Short problem. Make an exact copy of the entries below with the pictures removed.

(Data entries)
**********

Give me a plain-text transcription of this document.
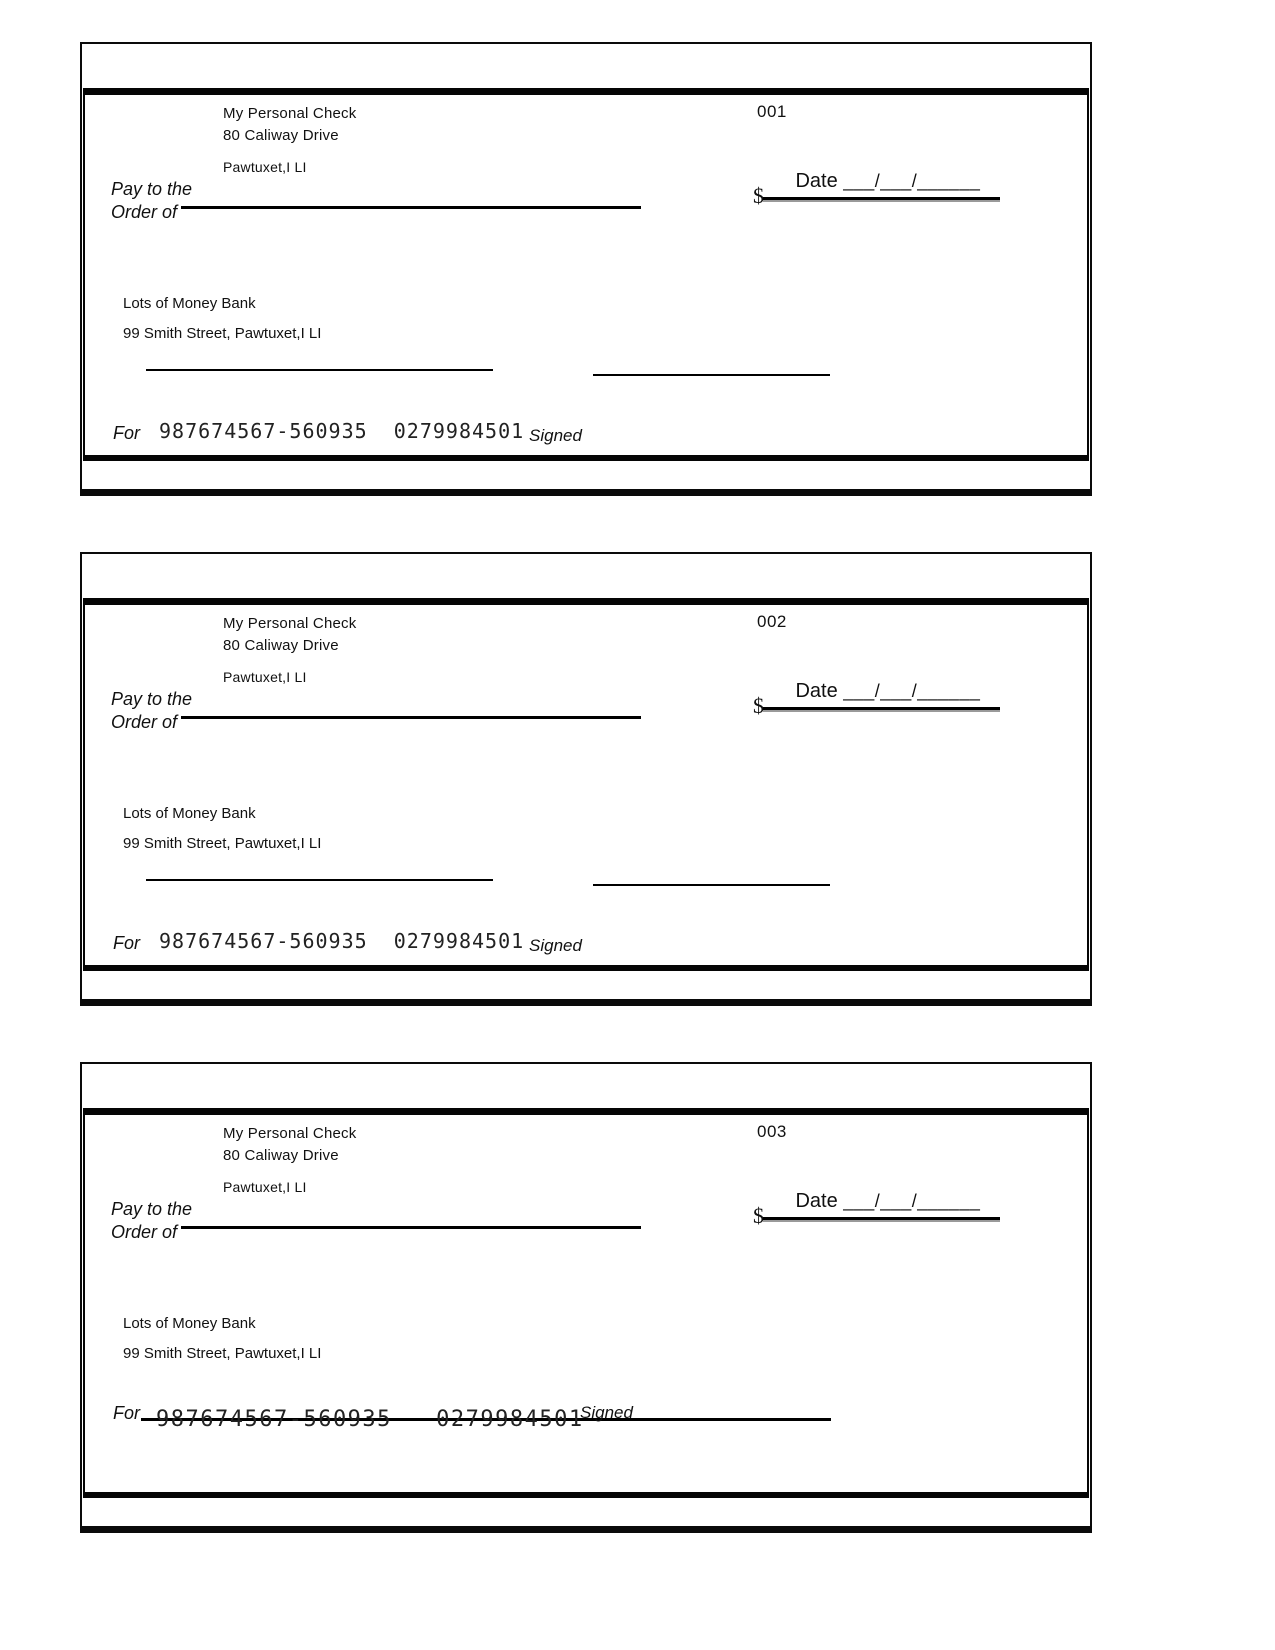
My Personal Check
80 Caliway Drive
Pawtuxet,I LI
001

Date ___/___/______

Pay to the
Order of
$
Lots of Money Bank
99 Smith Street, Pawtuxet,I LI
For 987674567-560935  0279984501 Signed
My Personal Check
80 Caliway Drive
Pawtuxet,I LI
002

Date ___/___/______

Pay to the
Order of
$
Lots of Money Bank
99 Smith Street, Pawtuxet,I LI
For 987674567-560935  0279984501 Signed
My Personal Check
80 Caliway Drive
Pawtuxet,I LI
003

Date ___/___/______

Pay to the
Order of
$
Lots of Money Bank
99 Smith Street, Pawtuxet,I LI
For 987674567-560935   0279984501
Signed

**********

Final result.
Give me a plain-text transcription of this document.
My Personal Check
80 Caliway Drive
Pawtuxet,I LI
001

Date ___/___/______

Pay to the
Order of
$
Lots of Money Bank
99 Smith Street, Pawtuxet,I LI
For 987674567-560935  0279984501 Signed
My Personal Check
80 Caliway Drive
Pawtuxet,I LI
002

Date ___/___/______

Pay to the
Order of
$
Lots of Money Bank
99 Smith Street, Pawtuxet,I LI
For 987674567-560935  0279984501 Signed
My Personal Check
80 Caliway Drive
Pawtuxet,I LI
003

Date ___/___/______

Pay to the
Order of
$
Lots of Money Bank
99 Smith Street, Pawtuxet,I LI
For 987674567-560935   0279984501
Signed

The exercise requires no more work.